Dataset records
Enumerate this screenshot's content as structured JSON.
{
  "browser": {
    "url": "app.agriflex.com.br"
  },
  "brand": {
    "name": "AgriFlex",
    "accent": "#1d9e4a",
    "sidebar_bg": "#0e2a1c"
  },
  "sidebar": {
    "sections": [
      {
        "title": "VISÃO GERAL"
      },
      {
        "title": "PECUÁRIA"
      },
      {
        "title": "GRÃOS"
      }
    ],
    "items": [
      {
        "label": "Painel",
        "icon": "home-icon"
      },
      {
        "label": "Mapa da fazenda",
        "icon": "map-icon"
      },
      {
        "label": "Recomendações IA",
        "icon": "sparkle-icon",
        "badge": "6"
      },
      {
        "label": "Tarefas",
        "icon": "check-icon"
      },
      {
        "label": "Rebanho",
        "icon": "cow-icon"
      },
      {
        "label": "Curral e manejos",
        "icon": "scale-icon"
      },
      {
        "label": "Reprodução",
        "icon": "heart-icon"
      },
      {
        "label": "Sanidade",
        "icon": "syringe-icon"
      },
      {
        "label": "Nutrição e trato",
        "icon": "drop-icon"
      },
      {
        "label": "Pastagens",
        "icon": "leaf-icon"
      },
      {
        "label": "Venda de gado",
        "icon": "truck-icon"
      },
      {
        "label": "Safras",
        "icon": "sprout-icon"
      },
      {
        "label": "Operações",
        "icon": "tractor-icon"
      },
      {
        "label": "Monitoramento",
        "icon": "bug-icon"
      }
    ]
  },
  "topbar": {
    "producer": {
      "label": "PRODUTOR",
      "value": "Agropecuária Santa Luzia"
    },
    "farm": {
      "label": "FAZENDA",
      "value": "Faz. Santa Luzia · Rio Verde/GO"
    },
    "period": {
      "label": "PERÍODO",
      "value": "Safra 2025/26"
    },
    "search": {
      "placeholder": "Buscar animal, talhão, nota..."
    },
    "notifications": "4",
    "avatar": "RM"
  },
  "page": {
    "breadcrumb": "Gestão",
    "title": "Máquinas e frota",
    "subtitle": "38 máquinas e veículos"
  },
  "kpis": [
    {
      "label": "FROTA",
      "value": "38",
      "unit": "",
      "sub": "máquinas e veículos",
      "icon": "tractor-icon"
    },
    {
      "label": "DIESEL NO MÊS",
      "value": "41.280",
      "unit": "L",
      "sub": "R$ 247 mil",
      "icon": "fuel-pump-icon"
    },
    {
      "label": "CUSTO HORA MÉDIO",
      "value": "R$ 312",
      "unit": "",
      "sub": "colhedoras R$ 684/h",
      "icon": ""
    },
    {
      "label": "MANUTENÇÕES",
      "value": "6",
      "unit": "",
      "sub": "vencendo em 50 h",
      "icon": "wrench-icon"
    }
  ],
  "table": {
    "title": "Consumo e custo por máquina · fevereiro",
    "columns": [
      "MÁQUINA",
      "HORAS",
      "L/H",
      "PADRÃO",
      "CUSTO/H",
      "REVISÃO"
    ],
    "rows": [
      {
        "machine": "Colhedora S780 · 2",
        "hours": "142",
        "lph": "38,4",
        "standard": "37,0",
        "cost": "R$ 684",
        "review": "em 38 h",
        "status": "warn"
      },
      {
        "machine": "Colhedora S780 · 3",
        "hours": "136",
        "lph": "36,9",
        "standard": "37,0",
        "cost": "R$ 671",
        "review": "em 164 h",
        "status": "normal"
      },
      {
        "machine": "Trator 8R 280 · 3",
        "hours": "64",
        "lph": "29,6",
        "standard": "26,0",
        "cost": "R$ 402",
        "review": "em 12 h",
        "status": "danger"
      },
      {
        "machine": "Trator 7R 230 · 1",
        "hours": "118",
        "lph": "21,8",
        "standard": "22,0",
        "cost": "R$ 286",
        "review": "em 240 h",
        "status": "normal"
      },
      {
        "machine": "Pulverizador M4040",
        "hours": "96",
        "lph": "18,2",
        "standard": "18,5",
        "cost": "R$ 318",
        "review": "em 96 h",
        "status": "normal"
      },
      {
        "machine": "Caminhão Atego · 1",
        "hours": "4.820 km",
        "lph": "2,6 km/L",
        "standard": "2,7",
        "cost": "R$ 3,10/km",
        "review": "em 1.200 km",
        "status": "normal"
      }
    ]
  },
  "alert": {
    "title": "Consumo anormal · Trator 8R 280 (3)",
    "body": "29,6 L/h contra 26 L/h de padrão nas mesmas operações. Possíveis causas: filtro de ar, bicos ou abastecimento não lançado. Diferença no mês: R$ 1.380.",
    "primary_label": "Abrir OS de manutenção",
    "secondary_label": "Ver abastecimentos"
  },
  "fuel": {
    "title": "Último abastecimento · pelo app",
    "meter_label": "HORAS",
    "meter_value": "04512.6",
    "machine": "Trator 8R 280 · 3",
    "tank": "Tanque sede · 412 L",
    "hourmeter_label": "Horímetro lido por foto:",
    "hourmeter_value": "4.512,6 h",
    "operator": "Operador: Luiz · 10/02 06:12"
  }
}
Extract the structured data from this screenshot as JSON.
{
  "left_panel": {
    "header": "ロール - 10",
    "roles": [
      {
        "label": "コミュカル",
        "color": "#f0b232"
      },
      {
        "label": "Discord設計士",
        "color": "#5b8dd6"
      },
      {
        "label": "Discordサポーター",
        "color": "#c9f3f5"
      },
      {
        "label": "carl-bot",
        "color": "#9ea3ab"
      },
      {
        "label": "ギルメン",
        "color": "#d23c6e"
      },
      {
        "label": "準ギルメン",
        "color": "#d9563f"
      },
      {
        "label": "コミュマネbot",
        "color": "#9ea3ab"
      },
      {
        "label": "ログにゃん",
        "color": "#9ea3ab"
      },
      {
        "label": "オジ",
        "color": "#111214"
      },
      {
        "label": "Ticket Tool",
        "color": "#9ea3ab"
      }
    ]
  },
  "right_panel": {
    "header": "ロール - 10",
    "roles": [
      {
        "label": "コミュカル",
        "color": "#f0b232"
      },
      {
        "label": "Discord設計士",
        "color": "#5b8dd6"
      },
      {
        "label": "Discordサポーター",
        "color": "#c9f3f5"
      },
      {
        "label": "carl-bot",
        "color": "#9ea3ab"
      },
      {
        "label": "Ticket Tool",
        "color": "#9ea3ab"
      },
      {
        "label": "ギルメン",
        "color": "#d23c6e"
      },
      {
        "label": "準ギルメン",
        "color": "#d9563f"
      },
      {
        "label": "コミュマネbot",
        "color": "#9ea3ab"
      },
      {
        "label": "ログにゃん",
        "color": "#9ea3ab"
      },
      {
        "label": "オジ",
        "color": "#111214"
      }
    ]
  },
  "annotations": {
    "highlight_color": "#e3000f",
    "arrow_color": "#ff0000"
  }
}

* [Exercise details]: Every record shown above should be written out again exactly.

* [Exercise result]:
Enumerate this screenshot's content as structured JSON.
{
  "browser": {
    "url": "app.agriflex.com.br"
  },
  "brand": {
    "name": "AgriFlex",
    "accent": "#1d9e4a",
    "sidebar_bg": "#0e2a1c"
  },
  "sidebar": {
    "sections": [
      {
        "title": "VISÃO GERAL"
      },
      {
        "title": "PECUÁRIA"
      },
      {
        "title": "GRÃOS"
      }
    ],
    "items": [
      {
        "label": "Painel",
        "icon": "home-icon"
      },
      {
        "label": "Mapa da fazenda",
        "icon": "map-icon"
      },
      {
        "label": "Recomendações IA",
        "icon": "sparkle-icon",
        "badge": "6"
      },
      {
        "label": "Tarefas",
        "icon": "check-icon"
      },
      {
        "label": "Rebanho",
        "icon": "cow-icon"
      },
      {
        "label": "Curral e manejos",
        "icon": "scale-icon"
      },
      {
        "label": "Reprodução",
        "icon": "heart-icon"
      },
      {
        "label": "Sanidade",
        "icon": "syringe-icon"
      },
      {
        "label": "Nutrição e trato",
        "icon": "drop-icon"
      },
      {
        "label": "Pastagens",
        "icon": "leaf-icon"
      },
      {
        "label": "Venda de gado",
        "icon": "truck-icon"
      },
      {
        "label": "Safras",
        "icon": "sprout-icon"
      },
      {
        "label": "Operações",
        "icon": "tractor-icon"
      },
      {
        "label": "Monitoramento",
        "icon": "bug-icon"
      }
    ]
  },
  "topbar": {
    "producer": {
      "label": "PRODUTOR",
      "value": "Agropecuária Santa Luzia"
    },
    "farm": {
      "label": "FAZENDA",
      "value": "Faz. Santa Luzia · Rio Verde/GO"
    },
    "period": {
      "label": "PERÍODO",
      "value": "Safra 2025/26"
    },
    "search": {
      "placeholder": "Buscar animal, talhão, nota..."
    },
    "notifications": "4",
    "avatar": "RM"
  },
  "page": {
    "breadcrumb": "Gestão",
    "title": "Máquinas e frota",
    "subtitle": "38 máquinas e veículos"
  },
  "kpis": [
    {
      "label": "FROTA",
      "value": "38",
      "unit": "",
      "sub": "máquinas e veículos",
      "icon": "tractor-icon"
    },
    {
      "label": "DIESEL NO MÊS",
      "value": "41.280",
      "unit": "L",
      "sub": "R$ 247 mil",
      "icon": "fuel-pump-icon"
    },
    {
      "label": "CUSTO HORA MÉDIO",
      "value": "R$ 312",
      "unit": "",
      "sub": "colhedoras R$ 684/h",
      "icon": ""
    },
    {
      "label": "MANUTENÇÕES",
      "value": "6",
      "unit": "",
      "sub": "vencendo em 50 h",
      "icon": "wrench-icon"
    }
  ],
  "table": {
    "title": "Consumo e custo por máquina · fevereiro",
    "columns": [
      "MÁQUINA",
      "HORAS",
      "L/H",
      "PADRÃO",
      "CUSTO/H",
      "REVISÃO"
    ],
    "rows": [
      {
        "machine": "Colhedora S780 · 2",
        "hours": "142",
        "lph": "38,4",
        "standard": "37,0",
        "cost": "R$ 684",
        "review": "em 38 h",
        "status": "warn"
      },
      {
        "machine": "Colhedora S780 · 3",
        "hours": "136",
        "lph": "36,9",
        "standard": "37,0",
        "cost": "R$ 671",
        "review": "em 164 h",
        "status": "normal"
      },
      {
        "machine": "Trator 8R 280 · 3",
        "hours": "64",
        "lph": "29,6",
        "standard": "26,0",
        "cost": "R$ 402",
        "review": "em 12 h",
        "status": "danger"
      },
      {
        "machine": "Trator 7R 230 · 1",
        "hours": "118",
        "lph": "21,8",
        "standard": "22,0",
        "cost": "R$ 286",
        "review": "em 240 h",
        "status": "normal"
      },
      {
        "machine": "Pulverizador M4040",
        "hours": "96",
        "lph": "18,2",
        "standard": "18,5",
        "cost": "R$ 318",
        "review": "em 96 h",
        "status": "normal"
      },
      {
        "machine": "Caminhão Atego · 1",
        "hours": "4.820 km",
        "lph": "2,6 km/L",
        "standard": "2,7",
        "cost": "R$ 3,10/km",
        "review": "em 1.200 km",
        "status": "normal"
      }
    ]
  },
  "alert": {
    "title": "Consumo anormal · Trator 8R 280 (3)",
    "body": "29,6 L/h contra 26 L/h de padrão nas mesmas operações. Possíveis causas: filtro de ar, bicos ou abastecimento não lançado. Diferença no mês: R$ 1.380.",
    "primary_label": "Abrir OS de manutenção",
    "secondary_label": "Ver abastecimentos"
  },
  "fuel": {
    "title": "Último abastecimento · pelo app",
    "meter_label": "HORAS",
    "meter_value": "04512.6",
    "machine": "Trator 8R 280 · 3",
    "tank": "Tanque sede · 412 L",
    "hourmeter_label": "Horímetro lido por foto:",
    "hourmeter_value": "4.512,6 h",
    "operator": "Operador: Luiz · 10/02 06:12"
  }
}
Extract the structured data from this screenshot as JSON.
{
  "left_panel": {
    "header": "ロール - 10",
    "roles": [
      {
        "label": "コミュカル",
        "color": "#f0b232"
      },
      {
        "label": "Discord設計士",
        "color": "#5b8dd6"
      },
      {
        "label": "Discordサポーター",
        "color": "#c9f3f5"
      },
      {
        "label": "carl-bot",
        "color": "#9ea3ab"
      },
      {
        "label": "ギルメン",
        "color": "#d23c6e"
      },
      {
        "label": "準ギルメン",
        "color": "#d9563f"
      },
      {
        "label": "コミュマネbot",
        "color": "#9ea3ab"
      },
      {
        "label": "ログにゃん",
        "color": "#9ea3ab"
      },
      {
        "label": "オジ",
        "color": "#111214"
      },
      {
        "label": "Ticket Tool",
        "color": "#9ea3ab"
      }
    ]
  },
  "right_panel": {
    "header": "ロール - 10",
    "roles": [
      {
        "label": "コミュカル",
        "color": "#f0b232"
      },
      {
        "label": "Discord設計士",
        "color": "#5b8dd6"
      },
      {
        "label": "Discordサポーター",
        "color": "#c9f3f5"
      },
      {
        "label": "carl-bot",
        "color": "#9ea3ab"
      },
      {
        "label": "Ticket Tool",
        "color": "#9ea3ab"
      },
      {
        "label": "ギルメン",
        "color": "#d23c6e"
      },
      {
        "label": "準ギルメン",
        "color": "#d9563f"
      },
      {
        "label": "コミュマネbot",
        "color": "#9ea3ab"
      },
      {
        "label": "ログにゃん",
        "color": "#9ea3ab"
      },
      {
        "label": "オジ",
        "color": "#111214"
      }
    ]
  },
  "annotations": {
    "highlight_color": "#e3000f",
    "arrow_color": "#ff0000"
  }
}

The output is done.